▶ Instructions to follow
Copy every line in the records below that contains the word "Input".

(Data entries)
◆ ◆ ◆
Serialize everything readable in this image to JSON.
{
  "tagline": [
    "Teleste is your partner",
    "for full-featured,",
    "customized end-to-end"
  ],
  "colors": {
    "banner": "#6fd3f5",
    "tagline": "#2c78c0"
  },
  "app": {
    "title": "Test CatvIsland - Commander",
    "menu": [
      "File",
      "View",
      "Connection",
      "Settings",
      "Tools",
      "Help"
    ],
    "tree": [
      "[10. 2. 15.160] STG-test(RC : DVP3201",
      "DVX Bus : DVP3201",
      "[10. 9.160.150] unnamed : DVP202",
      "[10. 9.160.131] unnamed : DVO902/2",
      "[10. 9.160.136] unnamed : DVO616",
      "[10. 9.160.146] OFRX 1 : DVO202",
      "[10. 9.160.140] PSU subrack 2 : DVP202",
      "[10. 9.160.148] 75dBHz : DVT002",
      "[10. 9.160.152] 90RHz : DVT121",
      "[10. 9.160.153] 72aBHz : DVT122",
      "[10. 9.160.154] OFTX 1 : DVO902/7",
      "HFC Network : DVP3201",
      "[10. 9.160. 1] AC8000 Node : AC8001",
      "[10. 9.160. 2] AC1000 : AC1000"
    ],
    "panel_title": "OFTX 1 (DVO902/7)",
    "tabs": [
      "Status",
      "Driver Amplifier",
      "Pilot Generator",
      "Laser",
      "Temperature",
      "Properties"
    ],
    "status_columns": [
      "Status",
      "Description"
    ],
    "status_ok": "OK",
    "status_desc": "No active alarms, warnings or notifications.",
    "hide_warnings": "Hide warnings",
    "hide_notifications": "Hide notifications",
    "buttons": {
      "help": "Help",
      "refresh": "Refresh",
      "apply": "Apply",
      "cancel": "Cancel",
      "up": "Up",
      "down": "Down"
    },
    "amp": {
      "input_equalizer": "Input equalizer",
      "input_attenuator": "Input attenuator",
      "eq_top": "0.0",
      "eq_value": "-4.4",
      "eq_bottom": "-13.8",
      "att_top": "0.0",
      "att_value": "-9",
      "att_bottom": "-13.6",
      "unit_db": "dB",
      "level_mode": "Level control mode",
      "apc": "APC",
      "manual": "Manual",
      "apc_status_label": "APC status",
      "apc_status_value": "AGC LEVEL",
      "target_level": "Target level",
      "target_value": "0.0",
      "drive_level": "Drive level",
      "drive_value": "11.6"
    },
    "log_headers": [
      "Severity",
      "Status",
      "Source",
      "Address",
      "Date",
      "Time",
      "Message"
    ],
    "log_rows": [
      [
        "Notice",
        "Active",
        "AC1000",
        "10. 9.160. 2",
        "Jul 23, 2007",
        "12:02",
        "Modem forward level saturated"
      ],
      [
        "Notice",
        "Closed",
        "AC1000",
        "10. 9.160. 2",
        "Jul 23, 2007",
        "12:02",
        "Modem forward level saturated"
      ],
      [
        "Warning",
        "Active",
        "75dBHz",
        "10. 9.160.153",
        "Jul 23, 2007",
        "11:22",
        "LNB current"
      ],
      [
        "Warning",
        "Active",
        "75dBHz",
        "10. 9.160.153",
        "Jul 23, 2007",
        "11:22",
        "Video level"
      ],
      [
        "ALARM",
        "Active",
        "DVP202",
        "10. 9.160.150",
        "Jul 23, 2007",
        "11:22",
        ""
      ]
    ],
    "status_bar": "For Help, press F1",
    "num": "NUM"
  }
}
◆ ◆ ◆
▶ Response
      "input_equalizer": "Input equalizer",
      "input_attenuator": "Input attenuator",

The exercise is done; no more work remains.